▸ What you have to do: Return all of the entries word for word, but omit the pictures they contain.

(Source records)
··········

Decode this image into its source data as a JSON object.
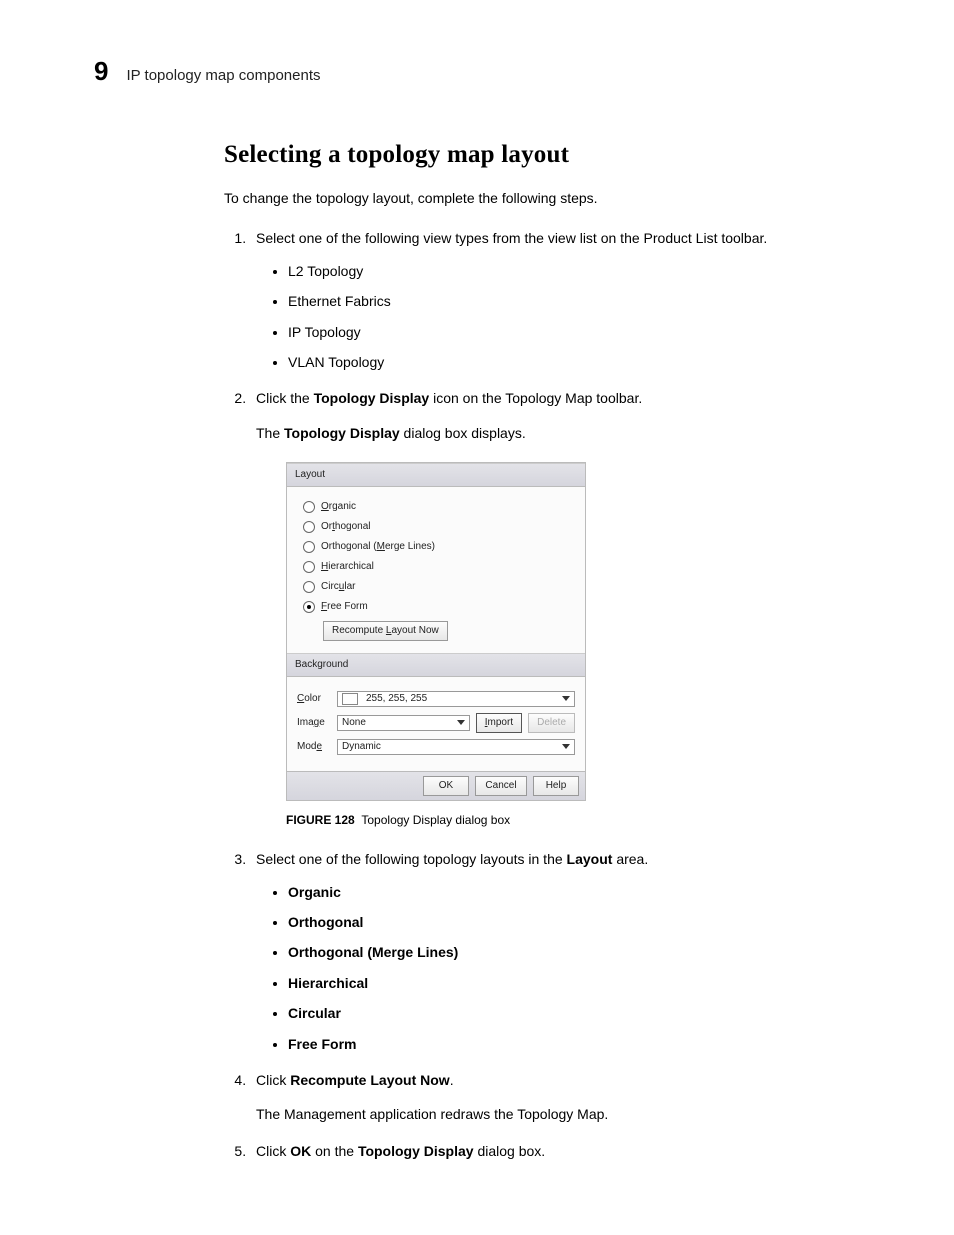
{
  "header": {
    "chapter_number": "9",
    "chapter_title": "IP topology map components"
  },
  "section": {
    "title": "Selecting a topology map layout",
    "intro": "To change the topology layout, complete the following steps."
  },
  "steps": {
    "s1_text": "Select one of the following view types from the view list on the Product List toolbar.",
    "s1_bullets": [
      "L2 Topology",
      "Ethernet Fabrics",
      "IP Topology",
      "VLAN Topology"
    ],
    "s2_prefix": "Click the ",
    "s2_bold": "Topology Display",
    "s2_suffix": " icon on the Topology Map toolbar.",
    "s2_after_prefix": "The ",
    "s2_after_bold": "Topology Display",
    "s2_after_suffix": " dialog box displays.",
    "s3_text": "Select one of the following topology layouts in the ",
    "s3_bold": "Layout",
    "s3_suffix": " area.",
    "s3_bullets": [
      "Organic",
      "Orthogonal",
      "Orthogonal (Merge Lines)",
      "Hierarchical",
      "Circular",
      "Free Form"
    ],
    "s4_prefix": "Click ",
    "s4_bold": "Recompute Layout Now",
    "s4_suffix": ".",
    "s4_after": "The Management application redraws the Topology Map.",
    "s5_prefix": "Click ",
    "s5_bold1": "OK",
    "s5_mid": " on the ",
    "s5_bold2": "Topology Display",
    "s5_suffix": " dialog box."
  },
  "figure": {
    "label": "FIGURE 128",
    "caption": "Topology Display dialog box"
  },
  "dialog": {
    "layout_header": "Layout",
    "radios": [
      {
        "label": "Organic",
        "underline": "O",
        "rest": "rganic",
        "selected": false
      },
      {
        "label": "Orthogonal",
        "underline": "",
        "pre": "Or",
        "u": "t",
        "rest": "hogonal",
        "selected": false
      },
      {
        "label": "Orthogonal (Merge Lines)",
        "pre": "Orthogonal (",
        "u": "M",
        "rest": "erge Lines)",
        "selected": false
      },
      {
        "label": "Hierarchical",
        "u": "H",
        "rest": "ierarchical",
        "pre": "",
        "selected": false
      },
      {
        "label": "Circular",
        "pre": "Circ",
        "u": "u",
        "rest": "lar",
        "selected": false
      },
      {
        "label": "Free Form",
        "u": "F",
        "rest": "ree Form",
        "pre": "",
        "selected": true
      }
    ],
    "recompute_pre": "Recompute ",
    "recompute_u": "L",
    "recompute_rest": "ayout Now",
    "background_header": "Background",
    "color_label_u": "C",
    "color_label_rest": "olor",
    "color_value": "255, 255, 255",
    "image_label_pre": "Ima",
    "image_label_u": "g",
    "image_label_rest": "e",
    "image_value": "None",
    "import_u": "I",
    "import_rest": "mport",
    "delete_label": "Delete",
    "mode_label_pre": "Mod",
    "mode_label_u": "e",
    "mode_value": "Dynamic",
    "ok": "OK",
    "cancel": "Cancel",
    "help": "Help"
  }
}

··········

▸ Output of the task:
Decode this image into its source data as a JSON object.
{
  "header": {
    "chapter_number": "9",
    "chapter_title": "IP topology map components"
  },
  "section": {
    "title": "Selecting a topology map layout",
    "intro": "To change the topology layout, complete the following steps."
  },
  "steps": {
    "s1_text": "Select one of the following view types from the view list on the Product List toolbar.",
    "s1_bullets": [
      "L2 Topology",
      "Ethernet Fabrics",
      "IP Topology",
      "VLAN Topology"
    ],
    "s2_prefix": "Click the ",
    "s2_bold": "Topology Display",
    "s2_suffix": " icon on the Topology Map toolbar.",
    "s2_after_prefix": "The ",
    "s2_after_bold": "Topology Display",
    "s2_after_suffix": " dialog box displays.",
    "s3_text": "Select one of the following topology layouts in the ",
    "s3_bold": "Layout",
    "s3_suffix": " area.",
    "s3_bullets": [
      "Organic",
      "Orthogonal",
      "Orthogonal (Merge Lines)",
      "Hierarchical",
      "Circular",
      "Free Form"
    ],
    "s4_prefix": "Click ",
    "s4_bold": "Recompute Layout Now",
    "s4_suffix": ".",
    "s4_after": "The Management application redraws the Topology Map.",
    "s5_prefix": "Click ",
    "s5_bold1": "OK",
    "s5_mid": " on the ",
    "s5_bold2": "Topology Display",
    "s5_suffix": " dialog box."
  },
  "figure": {
    "label": "FIGURE 128",
    "caption": "Topology Display dialog box"
  },
  "dialog": {
    "layout_header": "Layout",
    "radios": [
      {
        "label": "Organic",
        "underline": "O",
        "rest": "rganic",
        "selected": false
      },
      {
        "label": "Orthogonal",
        "underline": "",
        "pre": "Or",
        "u": "t",
        "rest": "hogonal",
        "selected": false
      },
      {
        "label": "Orthogonal (Merge Lines)",
        "pre": "Orthogonal (",
        "u": "M",
        "rest": "erge Lines)",
        "selected": false
      },
      {
        "label": "Hierarchical",
        "u": "H",
        "rest": "ierarchical",
        "pre": "",
        "selected": false
      },
      {
        "label": "Circular",
        "pre": "Circ",
        "u": "u",
        "rest": "lar",
        "selected": false
      },
      {
        "label": "Free Form",
        "u": "F",
        "rest": "ree Form",
        "pre": "",
        "selected": true
      }
    ],
    "recompute_pre": "Recompute ",
    "recompute_u": "L",
    "recompute_rest": "ayout Now",
    "background_header": "Background",
    "color_label_u": "C",
    "color_label_rest": "olor",
    "color_value": "255, 255, 255",
    "image_label_pre": "Ima",
    "image_label_u": "g",
    "image_label_rest": "e",
    "image_value": "None",
    "import_u": "I",
    "import_rest": "mport",
    "delete_label": "Delete",
    "mode_label_pre": "Mod",
    "mode_label_u": "e",
    "mode_value": "Dynamic",
    "ok": "OK",
    "cancel": "Cancel",
    "help": "Help"
  }
}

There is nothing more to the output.